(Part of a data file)

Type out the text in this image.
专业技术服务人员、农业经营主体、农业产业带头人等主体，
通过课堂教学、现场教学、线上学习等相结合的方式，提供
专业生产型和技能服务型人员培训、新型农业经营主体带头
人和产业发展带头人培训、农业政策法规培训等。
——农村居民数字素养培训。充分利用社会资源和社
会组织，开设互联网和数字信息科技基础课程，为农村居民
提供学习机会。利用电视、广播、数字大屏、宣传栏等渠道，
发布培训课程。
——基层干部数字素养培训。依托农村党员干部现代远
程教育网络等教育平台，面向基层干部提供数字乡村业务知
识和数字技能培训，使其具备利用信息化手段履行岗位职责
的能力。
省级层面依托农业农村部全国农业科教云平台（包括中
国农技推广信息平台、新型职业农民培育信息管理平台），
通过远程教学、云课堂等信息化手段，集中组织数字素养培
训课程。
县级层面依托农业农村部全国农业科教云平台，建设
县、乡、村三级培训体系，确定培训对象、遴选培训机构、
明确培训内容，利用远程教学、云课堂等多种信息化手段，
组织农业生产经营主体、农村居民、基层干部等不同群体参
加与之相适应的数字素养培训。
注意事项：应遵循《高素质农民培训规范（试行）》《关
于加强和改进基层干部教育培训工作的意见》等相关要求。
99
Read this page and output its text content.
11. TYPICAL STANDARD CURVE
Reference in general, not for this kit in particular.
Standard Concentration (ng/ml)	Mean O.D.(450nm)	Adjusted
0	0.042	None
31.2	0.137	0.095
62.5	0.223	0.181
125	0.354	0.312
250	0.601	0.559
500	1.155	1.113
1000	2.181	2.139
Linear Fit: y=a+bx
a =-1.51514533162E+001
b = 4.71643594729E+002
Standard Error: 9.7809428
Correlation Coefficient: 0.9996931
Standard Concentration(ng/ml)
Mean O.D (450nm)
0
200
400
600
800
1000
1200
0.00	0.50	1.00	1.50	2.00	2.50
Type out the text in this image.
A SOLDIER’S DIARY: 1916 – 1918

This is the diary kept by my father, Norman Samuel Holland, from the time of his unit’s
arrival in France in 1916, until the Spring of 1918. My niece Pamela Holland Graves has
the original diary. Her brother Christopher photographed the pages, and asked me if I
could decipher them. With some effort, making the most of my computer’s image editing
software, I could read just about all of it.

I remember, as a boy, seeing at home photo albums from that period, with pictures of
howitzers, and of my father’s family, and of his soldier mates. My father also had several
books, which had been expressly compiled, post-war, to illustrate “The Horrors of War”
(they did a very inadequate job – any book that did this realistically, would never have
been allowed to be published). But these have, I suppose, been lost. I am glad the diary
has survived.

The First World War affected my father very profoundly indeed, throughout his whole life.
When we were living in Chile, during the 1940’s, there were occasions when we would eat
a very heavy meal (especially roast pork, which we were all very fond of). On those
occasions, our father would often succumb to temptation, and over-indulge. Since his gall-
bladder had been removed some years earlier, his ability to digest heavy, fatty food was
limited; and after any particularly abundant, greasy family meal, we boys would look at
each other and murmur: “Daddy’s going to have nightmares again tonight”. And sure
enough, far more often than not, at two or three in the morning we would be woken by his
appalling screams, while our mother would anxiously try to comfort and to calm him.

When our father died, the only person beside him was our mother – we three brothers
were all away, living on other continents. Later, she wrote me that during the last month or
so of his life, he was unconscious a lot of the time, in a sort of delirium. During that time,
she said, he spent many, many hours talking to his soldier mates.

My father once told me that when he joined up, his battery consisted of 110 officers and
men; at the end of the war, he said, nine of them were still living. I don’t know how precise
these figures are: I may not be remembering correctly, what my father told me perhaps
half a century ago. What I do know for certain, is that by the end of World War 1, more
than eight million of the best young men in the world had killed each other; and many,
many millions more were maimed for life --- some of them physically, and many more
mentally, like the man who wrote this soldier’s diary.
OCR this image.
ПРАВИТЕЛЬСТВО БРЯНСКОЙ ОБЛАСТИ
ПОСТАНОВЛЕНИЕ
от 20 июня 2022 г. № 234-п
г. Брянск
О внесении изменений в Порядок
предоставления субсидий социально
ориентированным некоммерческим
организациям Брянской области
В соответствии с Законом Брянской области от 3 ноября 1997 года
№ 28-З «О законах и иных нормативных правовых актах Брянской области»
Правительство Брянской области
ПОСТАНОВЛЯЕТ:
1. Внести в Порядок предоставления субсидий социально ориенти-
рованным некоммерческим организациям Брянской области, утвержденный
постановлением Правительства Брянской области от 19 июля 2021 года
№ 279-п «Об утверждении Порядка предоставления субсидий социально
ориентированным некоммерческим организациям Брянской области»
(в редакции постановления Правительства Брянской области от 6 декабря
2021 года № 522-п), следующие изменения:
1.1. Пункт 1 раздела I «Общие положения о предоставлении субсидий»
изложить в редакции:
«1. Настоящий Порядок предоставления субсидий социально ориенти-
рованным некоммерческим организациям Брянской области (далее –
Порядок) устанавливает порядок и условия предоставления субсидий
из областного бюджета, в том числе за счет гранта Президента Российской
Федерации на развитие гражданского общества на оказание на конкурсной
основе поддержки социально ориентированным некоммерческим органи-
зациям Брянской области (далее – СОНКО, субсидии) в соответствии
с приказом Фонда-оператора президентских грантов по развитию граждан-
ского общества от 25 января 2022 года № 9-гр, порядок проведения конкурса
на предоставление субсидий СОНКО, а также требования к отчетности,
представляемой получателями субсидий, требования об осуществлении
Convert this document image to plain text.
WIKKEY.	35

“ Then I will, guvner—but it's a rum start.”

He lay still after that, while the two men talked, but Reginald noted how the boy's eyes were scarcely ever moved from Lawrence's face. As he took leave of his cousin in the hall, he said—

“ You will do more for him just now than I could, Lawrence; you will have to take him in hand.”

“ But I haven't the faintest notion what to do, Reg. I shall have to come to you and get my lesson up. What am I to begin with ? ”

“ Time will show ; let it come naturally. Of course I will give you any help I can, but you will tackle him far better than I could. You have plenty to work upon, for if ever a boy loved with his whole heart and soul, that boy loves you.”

> _Instructions for the task_: Return all of the data precisely as it appears.

> _Exercise response_:
Type out the text in this image.
专业技术服务人员、农业经营主体、农业产业带头人等主体，
通过课堂教学、现场教学、线上学习等相结合的方式，提供
专业生产型和技能服务型人员培训、新型农业经营主体带头
人和产业发展带头人培训、农业政策法规培训等。
——农村居民数字素养培训。充分利用社会资源和社
会组织，开设互联网和数字信息科技基础课程，为农村居民
提供学习机会。利用电视、广播、数字大屏、宣传栏等渠道，
发布培训课程。
——基层干部数字素养培训。依托农村党员干部现代远
程教育网络等教育平台，面向基层干部提供数字乡村业务知
识和数字技能培训，使其具备利用信息化手段履行岗位职责
的能力。
省级层面依托农业农村部全国农业科教云平台（包括中
国农技推广信息平台、新型职业农民培育信息管理平台），
通过远程教学、云课堂等信息化手段，集中组织数字素养培
训课程。
县级层面依托农业农村部全国农业科教云平台，建设
县、乡、村三级培训体系，确定培训对象、遴选培训机构、
明确培训内容，利用远程教学、云课堂等多种信息化手段，
组织农业生产经营主体、农村居民、基层干部等不同群体参
加与之相适应的数字素养培训。
注意事项：应遵循《高素质农民培训规范（试行）》《关
于加强和改进基层干部教育培训工作的意见》等相关要求。
99
Read this page and output its text content.
11. TYPICAL STANDARD CURVE
Reference in general, not for this kit in particular.
Standard Concentration (ng/ml)	Mean O.D.(450nm)	Adjusted
0	0.042	None
31.2	0.137	0.095
62.5	0.223	0.181
125	0.354	0.312
250	0.601	0.559
500	1.155	1.113
1000	2.181	2.139
Linear Fit: y=a+bx
a =-1.51514533162E+001
b = 4.71643594729E+002
Standard Error: 9.7809428
Correlation Coefficient: 0.9996931
Standard Concentration(ng/ml)
Mean O.D (450nm)
0
200
400
600
800
1000
1200
0.00	0.50	1.00	1.50	2.00	2.50
Type out the text in this image.
A SOLDIER’S DIARY: 1916 – 1918

This is the diary kept by my father, Norman Samuel Holland, from the time of his unit’s
arrival in France in 1916, until the Spring of 1918. My niece Pamela Holland Graves has
the original diary. Her brother Christopher photographed the pages, and asked me if I
could decipher them. With some effort, making the most of my computer’s image editing
software, I could read just about all of it.

I remember, as a boy, seeing at home photo albums from that period, with pictures of
howitzers, and of my father’s family, and of his soldier mates. My father also had several
books, which had been expressly compiled, post-war, to illustrate “The Horrors of War”
(they did a very inadequate job – any book that did this realistically, would never have
been allowed to be published). But these have, I suppose, been lost. I am glad the diary
has survived.

The First World War affected my father very profoundly indeed, throughout his whole life.
When we were living in Chile, during the 1940’s, there were occasions when we would eat
a very heavy meal (especially roast pork, which we were all very fond of). On those
occasions, our father would often succumb to temptation, and over-indulge. Since his gall-
bladder had been removed some years earlier, his ability to digest heavy, fatty food was
limited; and after any particularly abundant, greasy family meal, we boys would look at
each other and murmur: “Daddy’s going to have nightmares again tonight”. And sure
enough, far more often than not, at two or three in the morning we would be woken by his
appalling screams, while our mother would anxiously try to comfort and to calm him.

When our father died, the only person beside him was our mother – we three brothers
were all away, living on other continents. Later, she wrote me that during the last month or
so of his life, he was unconscious a lot of the time, in a sort of delirium. During that time,
she said, he spent many, many hours talking to his soldier mates.

My father once told me that when he joined up, his battery consisted of 110 officers and
men; at the end of the war, he said, nine of them were still living. I don’t know how precise
these figures are: I may not be remembering correctly, what my father told me perhaps
half a century ago. What I do know for certain, is that by the end of World War 1, more
than eight million of the best young men in the world had killed each other; and many,
many millions more were maimed for life --- some of them physically, and many more
mentally, like the man who wrote this soldier’s diary.
OCR this image.
ПРАВИТЕЛЬСТВО БРЯНСКОЙ ОБЛАСТИ
ПОСТАНОВЛЕНИЕ
от 20 июня 2022 г. № 234-п
г. Брянск
О внесении изменений в Порядок
предоставления субсидий социально
ориентированным некоммерческим
организациям Брянской области
В соответствии с Законом Брянской области от 3 ноября 1997 года
№ 28-З «О законах и иных нормативных правовых актах Брянской области»
Правительство Брянской области
ПОСТАНОВЛЯЕТ:
1. Внести в Порядок предоставления субсидий социально ориенти-
рованным некоммерческим организациям Брянской области, утвержденный
постановлением Правительства Брянской области от 19 июля 2021 года
№ 279-п «Об утверждении Порядка предоставления субсидий социально
ориентированным некоммерческим организациям Брянской области»
(в редакции постановления Правительства Брянской области от 6 декабря
2021 года № 522-п), следующие изменения:
1.1. Пункт 1 раздела I «Общие положения о предоставлении субсидий»
изложить в редакции:
«1. Настоящий Порядок предоставления субсидий социально ориенти-
рованным некоммерческим организациям Брянской области (далее –
Порядок) устанавливает порядок и условия предоставления субсидий
из областного бюджета, в том числе за счет гранта Президента Российской
Федерации на развитие гражданского общества на оказание на конкурсной
основе поддержки социально ориентированным некоммерческим органи-
зациям Брянской области (далее – СОНКО, субсидии) в соответствии
с приказом Фонда-оператора президентских грантов по развитию граждан-
ского общества от 25 января 2022 года № 9-гр, порядок проведения конкурса
на предоставление субсидий СОНКО, а также требования к отчетности,
представляемой получателями субсидий, требования об осуществлении
Convert this document image to plain text.
WIKKEY.	35

“ Then I will, guvner—but it's a rum start.”

He lay still after that, while the two men talked, but Reginald noted how the boy's eyes were scarcely ever moved from Lawrence's face. As he took leave of his cousin in the hall, he said—

“ You will do more for him just now than I could, Lawrence; you will have to take him in hand.”

“ But I haven't the faintest notion what to do, Reg. I shall have to come to you and get my lesson up. What am I to begin with ? ”

“ Time will show ; let it come naturally. Of course I will give you any help I can, but you will tackle him far better than I could. You have plenty to work upon, for if ever a boy loved with his whole heart and soul, that boy loves you.”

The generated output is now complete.